- _Task prompt_: Search the records below for the word "Industries". Pull out each line that has it.

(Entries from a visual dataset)
** BEGIN **

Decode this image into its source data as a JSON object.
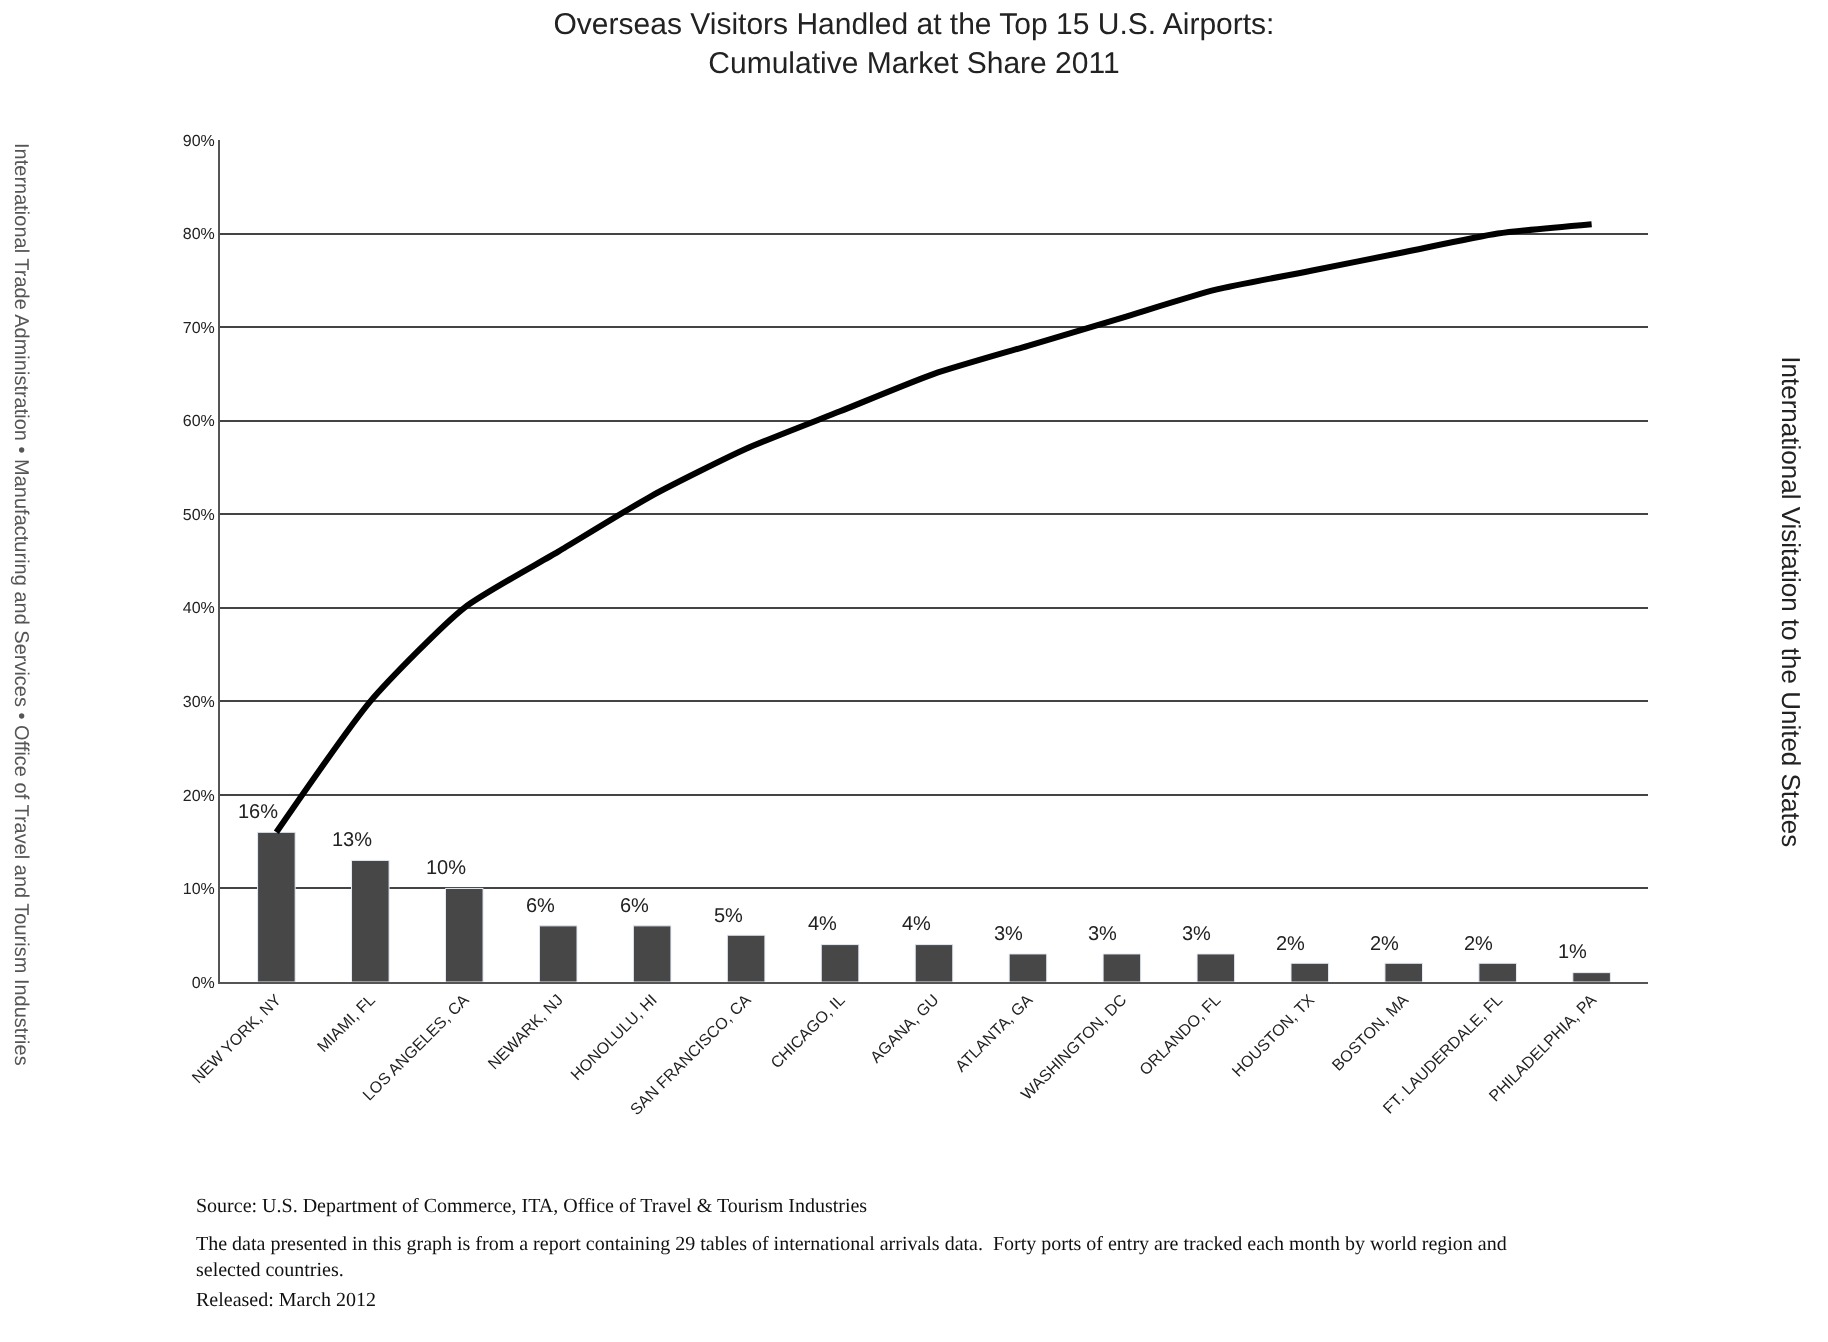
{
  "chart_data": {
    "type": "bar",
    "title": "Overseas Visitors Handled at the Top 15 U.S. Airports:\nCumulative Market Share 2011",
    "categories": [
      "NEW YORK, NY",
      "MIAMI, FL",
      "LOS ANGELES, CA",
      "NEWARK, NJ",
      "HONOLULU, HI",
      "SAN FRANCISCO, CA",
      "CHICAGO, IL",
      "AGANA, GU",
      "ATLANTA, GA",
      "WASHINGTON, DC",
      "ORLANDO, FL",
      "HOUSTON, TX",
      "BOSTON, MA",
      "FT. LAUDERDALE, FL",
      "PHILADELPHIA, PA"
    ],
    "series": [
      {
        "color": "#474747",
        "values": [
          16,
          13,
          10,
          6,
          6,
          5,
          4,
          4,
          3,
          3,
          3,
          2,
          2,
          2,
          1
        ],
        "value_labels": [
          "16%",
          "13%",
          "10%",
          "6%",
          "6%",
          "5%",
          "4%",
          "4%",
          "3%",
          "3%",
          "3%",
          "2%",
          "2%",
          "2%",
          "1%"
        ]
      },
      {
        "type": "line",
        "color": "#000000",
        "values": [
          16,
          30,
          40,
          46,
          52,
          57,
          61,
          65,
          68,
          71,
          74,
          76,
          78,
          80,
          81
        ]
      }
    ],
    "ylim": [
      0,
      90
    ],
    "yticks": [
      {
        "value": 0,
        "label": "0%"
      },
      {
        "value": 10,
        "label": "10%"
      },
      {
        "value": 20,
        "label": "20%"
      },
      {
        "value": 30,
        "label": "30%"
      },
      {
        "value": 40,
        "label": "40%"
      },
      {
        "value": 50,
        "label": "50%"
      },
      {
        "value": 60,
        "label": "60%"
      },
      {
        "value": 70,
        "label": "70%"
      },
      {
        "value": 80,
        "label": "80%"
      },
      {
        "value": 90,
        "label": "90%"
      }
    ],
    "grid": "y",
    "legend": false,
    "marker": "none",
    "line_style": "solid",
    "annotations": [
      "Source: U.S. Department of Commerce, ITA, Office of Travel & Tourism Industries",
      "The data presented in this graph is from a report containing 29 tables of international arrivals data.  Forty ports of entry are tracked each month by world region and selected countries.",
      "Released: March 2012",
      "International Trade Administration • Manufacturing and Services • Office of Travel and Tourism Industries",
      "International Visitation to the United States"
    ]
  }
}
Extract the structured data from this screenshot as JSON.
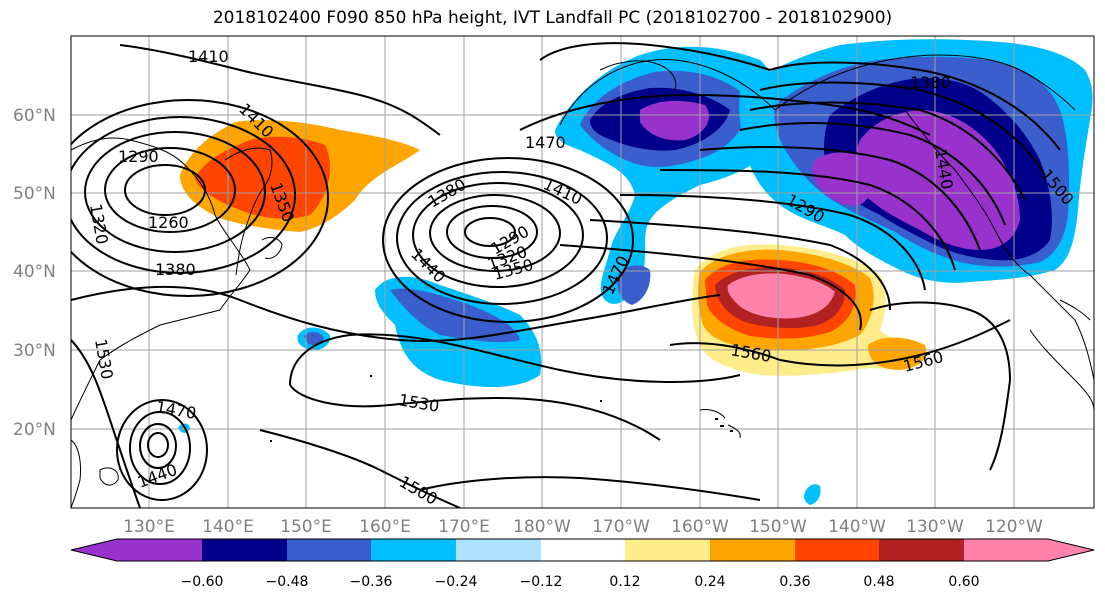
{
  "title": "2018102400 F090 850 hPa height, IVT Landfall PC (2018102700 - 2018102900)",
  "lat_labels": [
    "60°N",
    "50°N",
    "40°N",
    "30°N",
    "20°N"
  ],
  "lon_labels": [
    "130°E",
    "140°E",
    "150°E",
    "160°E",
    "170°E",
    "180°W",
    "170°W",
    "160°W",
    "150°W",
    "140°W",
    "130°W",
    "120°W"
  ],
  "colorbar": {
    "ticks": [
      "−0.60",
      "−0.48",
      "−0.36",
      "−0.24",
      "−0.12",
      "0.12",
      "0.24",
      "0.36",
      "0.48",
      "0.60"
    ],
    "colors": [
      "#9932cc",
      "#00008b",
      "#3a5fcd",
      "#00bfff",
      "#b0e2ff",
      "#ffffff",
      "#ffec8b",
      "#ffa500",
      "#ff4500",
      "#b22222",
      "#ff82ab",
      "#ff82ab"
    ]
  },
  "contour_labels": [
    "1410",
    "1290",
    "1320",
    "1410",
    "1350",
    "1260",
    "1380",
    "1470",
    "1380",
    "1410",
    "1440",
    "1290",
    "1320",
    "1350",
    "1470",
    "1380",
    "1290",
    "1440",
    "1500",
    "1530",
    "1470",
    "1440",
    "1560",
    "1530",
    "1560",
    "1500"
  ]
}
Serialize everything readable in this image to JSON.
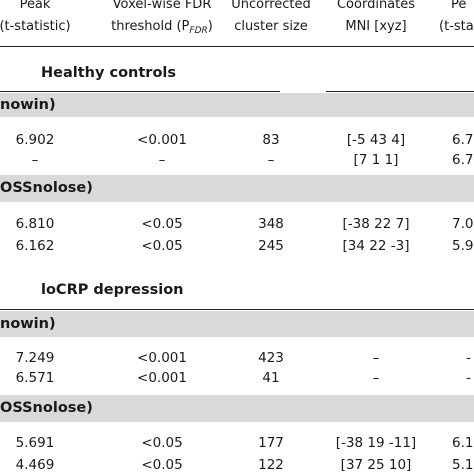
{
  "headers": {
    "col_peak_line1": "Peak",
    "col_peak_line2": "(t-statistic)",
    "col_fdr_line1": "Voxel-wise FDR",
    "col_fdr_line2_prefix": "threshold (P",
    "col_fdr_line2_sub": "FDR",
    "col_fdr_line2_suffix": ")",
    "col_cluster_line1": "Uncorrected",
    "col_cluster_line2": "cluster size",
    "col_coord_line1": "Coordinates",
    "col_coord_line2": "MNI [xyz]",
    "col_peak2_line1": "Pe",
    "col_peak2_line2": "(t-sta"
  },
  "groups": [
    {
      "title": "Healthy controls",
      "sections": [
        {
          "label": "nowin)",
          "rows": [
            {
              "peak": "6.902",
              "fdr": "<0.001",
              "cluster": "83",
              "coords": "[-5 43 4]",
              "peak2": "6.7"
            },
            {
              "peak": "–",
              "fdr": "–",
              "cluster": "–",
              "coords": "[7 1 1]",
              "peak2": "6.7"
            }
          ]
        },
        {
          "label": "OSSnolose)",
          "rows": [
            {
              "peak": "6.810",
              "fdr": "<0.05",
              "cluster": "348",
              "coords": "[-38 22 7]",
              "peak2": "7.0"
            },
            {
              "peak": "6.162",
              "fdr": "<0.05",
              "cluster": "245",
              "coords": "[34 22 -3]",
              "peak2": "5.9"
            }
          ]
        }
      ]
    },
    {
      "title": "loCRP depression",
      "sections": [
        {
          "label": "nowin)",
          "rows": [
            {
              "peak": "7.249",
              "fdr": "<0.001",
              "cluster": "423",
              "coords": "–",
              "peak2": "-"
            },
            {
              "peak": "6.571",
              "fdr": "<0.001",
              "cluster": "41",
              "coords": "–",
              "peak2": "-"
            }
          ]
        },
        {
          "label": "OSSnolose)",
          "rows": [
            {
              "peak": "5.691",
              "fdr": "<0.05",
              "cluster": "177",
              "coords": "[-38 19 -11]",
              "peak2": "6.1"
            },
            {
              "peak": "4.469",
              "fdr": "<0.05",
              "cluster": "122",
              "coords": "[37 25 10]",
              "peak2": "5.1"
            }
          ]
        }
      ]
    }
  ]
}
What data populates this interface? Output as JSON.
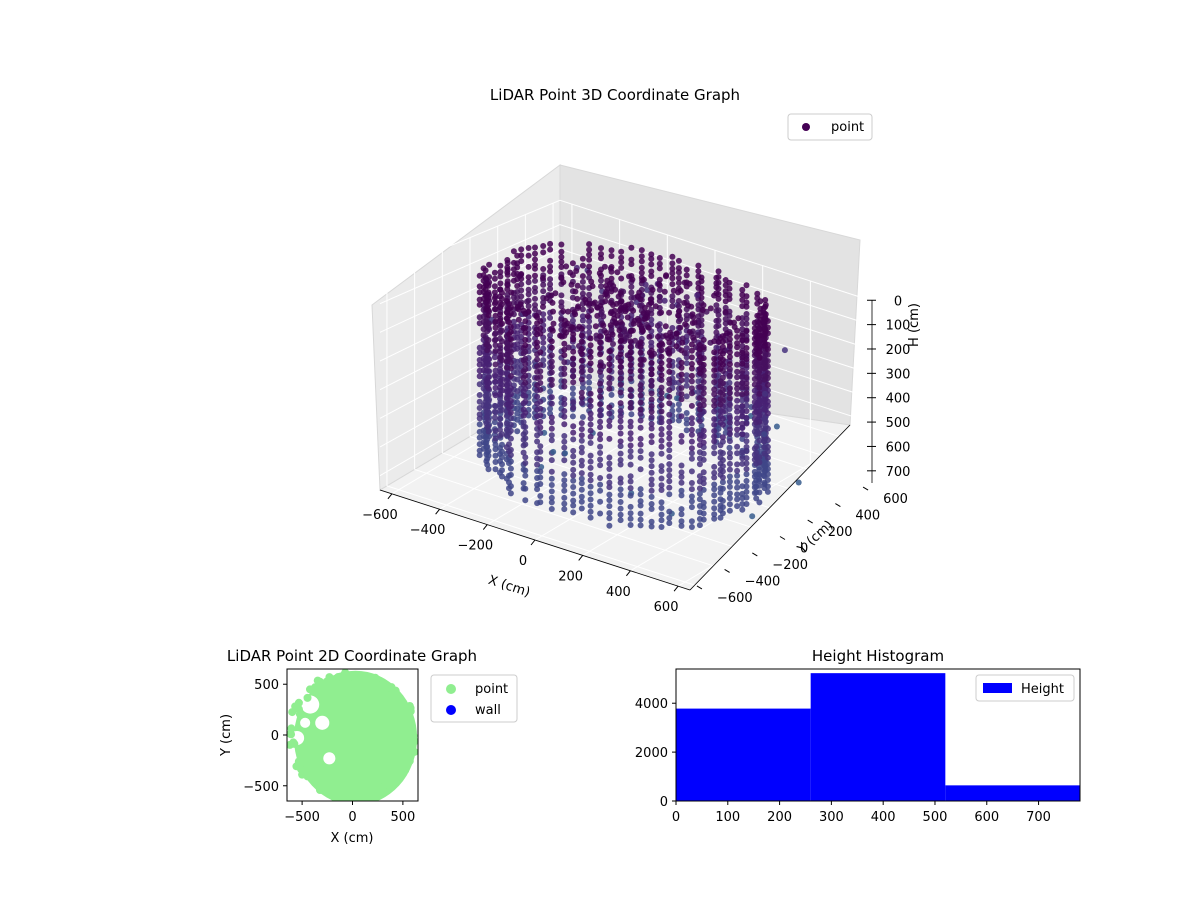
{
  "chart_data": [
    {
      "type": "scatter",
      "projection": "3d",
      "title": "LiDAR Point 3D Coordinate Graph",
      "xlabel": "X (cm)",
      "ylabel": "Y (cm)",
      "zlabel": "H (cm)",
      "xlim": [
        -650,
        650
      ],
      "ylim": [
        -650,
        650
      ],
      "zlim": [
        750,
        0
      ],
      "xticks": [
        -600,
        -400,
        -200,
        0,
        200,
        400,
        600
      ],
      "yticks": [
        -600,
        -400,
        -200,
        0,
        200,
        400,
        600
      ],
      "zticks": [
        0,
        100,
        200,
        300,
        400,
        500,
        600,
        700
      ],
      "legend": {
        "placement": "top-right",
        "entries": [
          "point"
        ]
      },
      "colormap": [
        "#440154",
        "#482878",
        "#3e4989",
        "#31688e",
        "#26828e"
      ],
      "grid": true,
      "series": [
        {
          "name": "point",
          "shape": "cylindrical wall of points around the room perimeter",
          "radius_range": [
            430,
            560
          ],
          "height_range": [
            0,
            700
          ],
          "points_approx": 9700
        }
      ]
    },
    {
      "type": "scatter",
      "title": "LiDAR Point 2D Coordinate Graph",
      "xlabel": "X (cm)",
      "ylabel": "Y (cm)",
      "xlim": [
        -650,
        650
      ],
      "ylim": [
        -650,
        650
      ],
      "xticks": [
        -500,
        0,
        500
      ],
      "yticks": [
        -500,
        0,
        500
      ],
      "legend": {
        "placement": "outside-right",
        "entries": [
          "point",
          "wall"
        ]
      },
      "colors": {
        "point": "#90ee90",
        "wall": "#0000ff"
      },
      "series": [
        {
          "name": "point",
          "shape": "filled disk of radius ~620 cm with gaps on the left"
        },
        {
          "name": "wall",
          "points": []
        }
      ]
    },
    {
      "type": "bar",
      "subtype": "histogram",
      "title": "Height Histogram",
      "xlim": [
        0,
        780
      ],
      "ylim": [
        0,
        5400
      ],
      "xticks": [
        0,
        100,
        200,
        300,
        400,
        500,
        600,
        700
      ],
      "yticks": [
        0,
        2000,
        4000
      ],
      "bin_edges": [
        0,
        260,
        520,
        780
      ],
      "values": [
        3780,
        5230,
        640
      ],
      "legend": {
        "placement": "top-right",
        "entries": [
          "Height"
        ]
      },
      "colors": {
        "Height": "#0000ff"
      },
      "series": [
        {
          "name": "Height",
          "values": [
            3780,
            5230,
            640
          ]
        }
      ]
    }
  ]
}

** END **

- _Result for this task_:
      "Source: U.S. Department of Commerce, ITA, Office of Travel & Tourism Industries",
      "International Trade Administration • Manufacturing and Services • Office of Travel and Tourism Industries",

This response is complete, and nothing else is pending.